* _The task_
Repeat the entries exactly. Leave nothing out.

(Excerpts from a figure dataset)

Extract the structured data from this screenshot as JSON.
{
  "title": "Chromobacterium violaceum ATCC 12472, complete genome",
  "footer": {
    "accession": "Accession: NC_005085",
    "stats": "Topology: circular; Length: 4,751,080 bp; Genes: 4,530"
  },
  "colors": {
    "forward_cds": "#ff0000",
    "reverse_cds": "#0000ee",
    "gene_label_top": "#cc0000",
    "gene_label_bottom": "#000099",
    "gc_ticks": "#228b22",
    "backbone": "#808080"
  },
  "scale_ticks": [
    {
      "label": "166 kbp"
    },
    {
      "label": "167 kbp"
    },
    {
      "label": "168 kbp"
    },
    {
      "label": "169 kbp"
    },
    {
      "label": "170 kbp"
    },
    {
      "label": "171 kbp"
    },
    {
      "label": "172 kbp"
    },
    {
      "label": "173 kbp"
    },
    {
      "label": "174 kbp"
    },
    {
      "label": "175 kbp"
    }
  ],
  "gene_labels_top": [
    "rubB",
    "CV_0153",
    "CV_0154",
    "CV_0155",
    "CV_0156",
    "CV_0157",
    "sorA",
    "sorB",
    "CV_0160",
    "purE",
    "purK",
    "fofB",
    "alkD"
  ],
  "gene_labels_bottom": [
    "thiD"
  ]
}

* _Response to the exercise_
Extract the structured data from this screenshot as JSON.
{
  "title": "Chromobacterium violaceum ATCC 12472, complete genome",
  "footer": {
    "accession": "Accession: NC_005085",
    "stats": "Topology: circular; Length: 4,751,080 bp; Genes: 4,530"
  },
  "colors": {
    "forward_cds": "#ff0000",
    "reverse_cds": "#0000ee",
    "gene_label_top": "#cc0000",
    "gene_label_bottom": "#000099",
    "gc_ticks": "#228b22",
    "backbone": "#808080"
  },
  "scale_ticks": [
    {
      "label": "166 kbp"
    },
    {
      "label": "167 kbp"
    },
    {
      "label": "168 kbp"
    },
    {
      "label": "169 kbp"
    },
    {
      "label": "170 kbp"
    },
    {
      "label": "171 kbp"
    },
    {
      "label": "172 kbp"
    },
    {
      "label": "173 kbp"
    },
    {
      "label": "174 kbp"
    },
    {
      "label": "175 kbp"
    }
  ],
  "gene_labels_top": [
    "rubB",
    "CV_0153",
    "CV_0154",
    "CV_0155",
    "CV_0156",
    "CV_0157",
    "sorA",
    "sorB",
    "CV_0160",
    "purE",
    "purK",
    "fofB",
    "alkD"
  ],
  "gene_labels_bottom": [
    "thiD"
  ]
}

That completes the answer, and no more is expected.